• Short task
Can you rewrite every line of the records below as a Markdown table with two columns, "No." for the row number and "Line" for the line itself, leaving out any blank lines?
----------
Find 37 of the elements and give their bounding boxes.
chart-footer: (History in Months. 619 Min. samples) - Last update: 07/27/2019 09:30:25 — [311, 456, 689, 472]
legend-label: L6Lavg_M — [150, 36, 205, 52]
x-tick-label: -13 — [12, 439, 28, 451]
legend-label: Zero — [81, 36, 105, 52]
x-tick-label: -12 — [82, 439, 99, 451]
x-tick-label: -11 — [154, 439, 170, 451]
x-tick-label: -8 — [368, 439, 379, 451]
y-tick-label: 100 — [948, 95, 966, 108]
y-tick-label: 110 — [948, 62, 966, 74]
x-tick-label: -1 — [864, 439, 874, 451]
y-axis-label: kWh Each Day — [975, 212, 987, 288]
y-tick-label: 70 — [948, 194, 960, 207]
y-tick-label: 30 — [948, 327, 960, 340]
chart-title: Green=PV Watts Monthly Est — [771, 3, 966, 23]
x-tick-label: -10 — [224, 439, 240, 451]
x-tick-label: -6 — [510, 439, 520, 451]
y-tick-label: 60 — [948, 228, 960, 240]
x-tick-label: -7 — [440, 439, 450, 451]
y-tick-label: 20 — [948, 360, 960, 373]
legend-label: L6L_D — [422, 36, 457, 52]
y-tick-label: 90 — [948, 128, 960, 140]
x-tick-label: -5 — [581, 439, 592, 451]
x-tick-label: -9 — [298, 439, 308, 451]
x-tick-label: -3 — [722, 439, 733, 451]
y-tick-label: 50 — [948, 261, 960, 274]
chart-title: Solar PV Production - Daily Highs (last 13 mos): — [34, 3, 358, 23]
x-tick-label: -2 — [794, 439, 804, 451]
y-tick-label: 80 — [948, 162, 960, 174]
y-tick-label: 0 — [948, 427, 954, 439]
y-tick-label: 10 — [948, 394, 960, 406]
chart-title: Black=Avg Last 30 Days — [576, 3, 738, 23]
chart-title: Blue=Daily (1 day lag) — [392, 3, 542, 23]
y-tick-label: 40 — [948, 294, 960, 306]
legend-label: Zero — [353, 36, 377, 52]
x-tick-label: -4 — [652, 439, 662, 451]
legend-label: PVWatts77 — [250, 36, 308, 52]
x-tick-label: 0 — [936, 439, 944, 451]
----------
• Complete output
| No. | Line |
|---|---|
| 1 | Find 37 of the elements and give their bounding boxes. |
| 2 | chart-footer: (History in Months. 619 Min. samples) - Last update: 07/27/2019 09:30:25 — [311, 456, 689, 472] |
| 3 | legend-label: L6Lavg_M — [150, 36, 205, 52] |
| 4 | x-tick-label: -13 — [12, 439, 28, 451] |
| 5 | legend-label: Zero — [81, 36, 105, 52] |
| 6 | x-tick-label: -12 — [82, 439, 99, 451] |
| 7 | x-tick-label: -11 — [154, 439, 170, 451] |
| 8 | x-tick-label: -8 — [368, 439, 379, 451] |
| 9 | y-tick-label: 100 — [948, 95, 966, 108] |
| 10 | y-tick-label: 110 — [948, 62, 966, 74] |
| 11 | x-tick-label: -1 — [864, 439, 874, 451] |
| 12 | y-axis-label: kWh Each Day — [975, 212, 987, 288] |
| 13 | y-tick-label: 70 — [948, 194, 960, 207] |
| 14 | y-tick-label: 30 — [948, 327, 960, 340] |
| 15 | chart-title: Green=PV Watts Monthly Est — [771, 3, 966, 23] |
| 16 | x-tick-label: -10 — [224, 439, 240, 451] |
| 17 | x-tick-label: -6 — [510, 439, 520, 451] |
| 18 | y-tick-label: 60 — [948, 228, 960, 240] |
| 19 | x-tick-label: -7 — [440, 439, 450, 451] |
| 20 | y-tick-label: 20 — [948, 360, 960, 373] |
| 21 | legend-label: L6L_D — [422, 36, 457, 52] |
| 22 | y-tick-label: 90 — [948, 128, 960, 140] |
| 23 | x-tick-label: -5 — [581, 439, 592, 451] |
| 24 | x-tick-label: -9 — [298, 439, 308, 451] |
| 25 | x-tick-label: -3 — [722, 439, 733, 451] |
| 26 | y-tick-label: 50 — [948, 261, 960, 274] |
| 27 | chart-title: Solar PV Production - Daily Highs (last 13 mos): — [34, 3, 358, 23] |
| 28 | x-tick-label: -2 — [794, 439, 804, 451] |
| 29 | y-tick-label: 80 — [948, 162, 960, 174] |
| 30 | y-tick-label: 0 — [948, 427, 954, 439] |
| 31 | y-tick-label: 10 — [948, 394, 960, 406] |
| 32 | chart-title: Black=Avg Last 30 Days — [576, 3, 738, 23] |
| 33 | chart-title: Blue=Daily (1 day lag) — [392, 3, 542, 23] |
| 34 | y-tick-label: 40 — [948, 294, 960, 306] |
| 35 | legend-label: Zero — [353, 36, 377, 52] |
| 36 | x-tick-label: -4 — [652, 439, 662, 451] |
| 37 | legend-label: PVWatts77 — [250, 36, 308, 52] |
| 38 | x-tick-label: 0 — [936, 439, 944, 451] |